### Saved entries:

"""

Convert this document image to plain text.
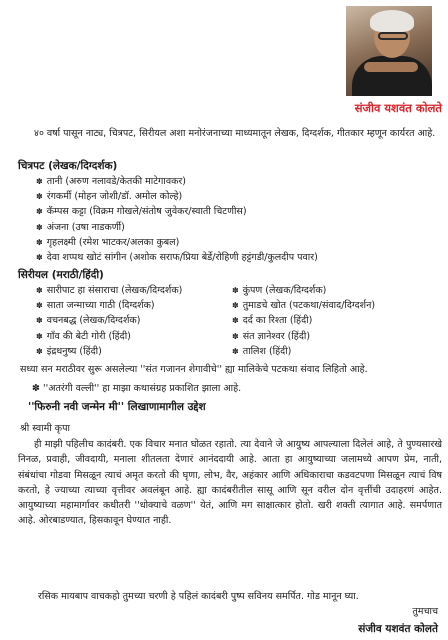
संजीव यशवंत कोलते
४० वर्षा पासून नाट्य, चित्रपट, सिरीयल अशा मनोरंजनाच्या माध्यमातून लेखक, दिग्दर्शक, गीतकार म्हणून कार्यरत आहे.
चित्रपट (लेखक/दिग्दर्शक)
✽ तानी (अरुण नलावडे/केतकी माटेगावकर)
✽ रंगकर्मी (मोहन जोशी/डॉ. अमोल कोल्हे)
✽ कॅम्पस कट्टा (विक्रम गोखले/संतोष जुवेकर/स्वाती चिटणीस)
✽ अंजना (उषा नाडकर्णी)
✽ गृहलक्ष्मी (रमेश भाटकर/अलका कुबल)
✽ देवा शप्पथ खोटं सांगीन (अशोक सराफ/प्रिया बेर्डे/रोहिणी हट्टंगडी/कुलदीप पवार)
सिरीयल (मराठी/हिंदी)
✽ सारीपाट हा संसाराचा (लेखक/दिग्दर्शक)
✽ साता जन्माच्या गाठी (दिग्दर्शक)
✽ वचनबद्ध (लेखक/दिग्दर्शक)
✽ गाँव की बेटी गोरी (हिंदी)
✽ इंद्रधनुष्य (हिंदी)
✽ कुंपण (लेखक/दिग्दर्शक)
✽ तुमाडचे खोत (पटकथा/संवाद/दिग्दर्शन)
✽ दर्द का रिश्ता (हिंदी)
✽ संत ज्ञानेश्वर (हिंदी)
✽ तालिश (हिंदी)
सध्या सन मराठीवर सुरू असलेल्या ''संत गजानन शेगावीचे'' ह्या मालिकेचे पटकथा संवाद लिहितो आहे.
✽ ''अतरंगी वल्ली'' हा माझा कथासंग्रह प्रकाशित झाला आहे.
''फिरुनी नवी जन्मेन मी'' लिखाणामागील उद्देश
श्री स्वामी कृपा

ही माझी पहिलीच कादंबरी. एक विचार मनात घोळत रहातो. त्या देवाने जे आयुष्य आपल्याला दिलेलं आहे, ते पुण्यसारखे निनळ, प्रवाही, जीवदायी, मनाला शीतलता देणारं आनंददायी आहे. आता हा आयुष्याच्या जलामध्ये आपण प्रेम, नाती, संबंधांचा गोडवा मिसळून त्याचं अमृत करतो की घृणा, लोभ, वैर, अहंकार आणि अधिकाराचा कडवटपणा मिसळून त्याचं विष करतो, हे ज्याच्या त्याच्या वृत्तीवर अवलंबून आहे. ह्या कादंबरीतील सासू आणि सून वरील दोन वृत्तींची उदाहरणं आहेत. आयुष्याच्या महामार्गावर कधीतरी ''धोक्याचे वळण'' येतं, आणि मग साक्षात्कार होतो. खरी शक्ती त्यागात आहे. समर्पणात आहे. ओरबाडण्यात, हिसकावून घेण्यात नाही.

रसिक मायबाप वाचकहो तुमच्या चरणी हे पहिलं कादंबरी पुष्प सविनय समर्पित. गोड मानून घ्या.
तुमचाच
संजीव यशवंत कोलते
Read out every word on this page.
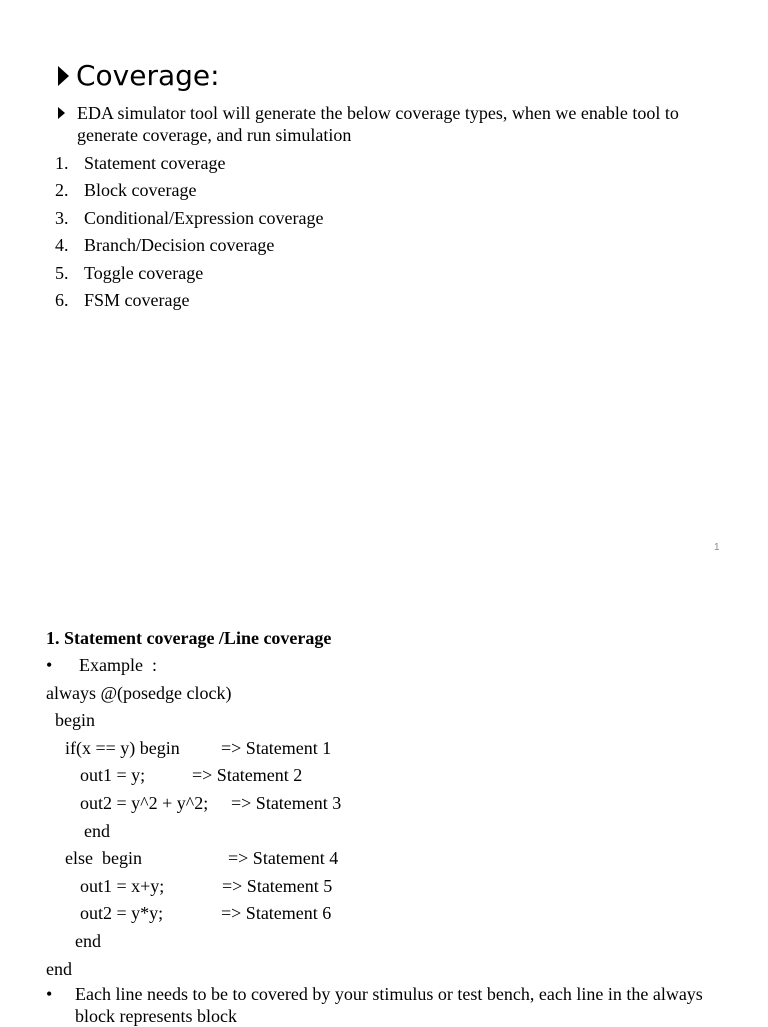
Coverage:
EDA simulator tool will generate the below coverage types, when we enable tool to generate coverage, and run simulation
1. Statement coverage
2. Block coverage
3. Conditional/Expression coverage
4. Branch/Decision coverage
5. Toggle coverage
6. FSM coverage
1
1. Statement coverage /Line coverage
•	Example  :
always @(posedge clock)
begin
if(x == y) begin => Statement 1
out1 = y;	=> Statement 2
out2 = y^2 + y^2; => Statement 3
end
else  begin	=> Statement 4
out1 = x+y;	=> Statement 5
out2 = y*y;	=> Statement 6
end
end
•	Each line needs to be to covered by your stimulus or test bench, each line in the always block represents block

"""

### WHAT IS BEING ASKED:
Scan the data above and copy every line with "this" in it.

### RESPONSE:
Convert this document image to plain text.
Read out every word on this page.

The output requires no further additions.